Information given:
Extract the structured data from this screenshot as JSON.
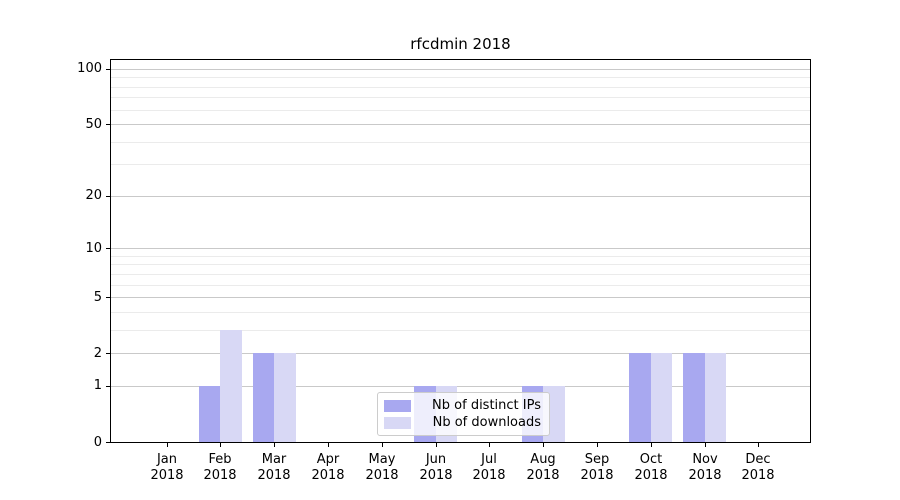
{
  "chart_data": {
    "type": "bar",
    "title": "rfcdmin 2018",
    "categories": [
      "Jan",
      "Feb",
      "Mar",
      "Apr",
      "May",
      "Jun",
      "Jul",
      "Aug",
      "Sep",
      "Oct",
      "Nov",
      "Dec"
    ],
    "category_year": "2018",
    "series": [
      {
        "name": "Nb of distinct IPs",
        "color": "#a8a8f0",
        "values": [
          0,
          1,
          2,
          0,
          0,
          1,
          0,
          1,
          0,
          2,
          2,
          0
        ]
      },
      {
        "name": "Nb of downloads",
        "color": "#d8d8f5",
        "values": [
          0,
          3,
          2,
          0,
          0,
          1,
          0,
          1,
          0,
          2,
          2,
          0
        ]
      }
    ],
    "y_axis": {
      "scale": "log1p",
      "major_ticks": [
        0,
        1,
        2,
        5,
        10,
        20,
        50,
        100
      ],
      "minor_gridlines": [
        3,
        4,
        6,
        7,
        8,
        9,
        30,
        40,
        60,
        70,
        80,
        90
      ],
      "range_max": 115
    },
    "legend": {
      "position": "lower center",
      "frame_alpha": 0.8
    },
    "grid": true,
    "colors": {
      "major_grid": "#c9c9c9",
      "minor_grid": "#ebebeb",
      "axis": "#000000",
      "text": "#000000"
    }
  }
}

Required task:
Without the pictures, copy the material exactly as given.

Task solution:
Extract the structured data from this screenshot as JSON.
{
  "chart_data": {
    "type": "bar",
    "title": "rfcdmin 2018",
    "categories": [
      "Jan",
      "Feb",
      "Mar",
      "Apr",
      "May",
      "Jun",
      "Jul",
      "Aug",
      "Sep",
      "Oct",
      "Nov",
      "Dec"
    ],
    "category_year": "2018",
    "series": [
      {
        "name": "Nb of distinct IPs",
        "color": "#a8a8f0",
        "values": [
          0,
          1,
          2,
          0,
          0,
          1,
          0,
          1,
          0,
          2,
          2,
          0
        ]
      },
      {
        "name": "Nb of downloads",
        "color": "#d8d8f5",
        "values": [
          0,
          3,
          2,
          0,
          0,
          1,
          0,
          1,
          0,
          2,
          2,
          0
        ]
      }
    ],
    "y_axis": {
      "scale": "log1p",
      "major_ticks": [
        0,
        1,
        2,
        5,
        10,
        20,
        50,
        100
      ],
      "minor_gridlines": [
        3,
        4,
        6,
        7,
        8,
        9,
        30,
        40,
        60,
        70,
        80,
        90
      ],
      "range_max": 115
    },
    "legend": {
      "position": "lower center",
      "frame_alpha": 0.8
    },
    "grid": true,
    "colors": {
      "major_grid": "#c9c9c9",
      "minor_grid": "#ebebeb",
      "axis": "#000000",
      "text": "#000000"
    }
  }
}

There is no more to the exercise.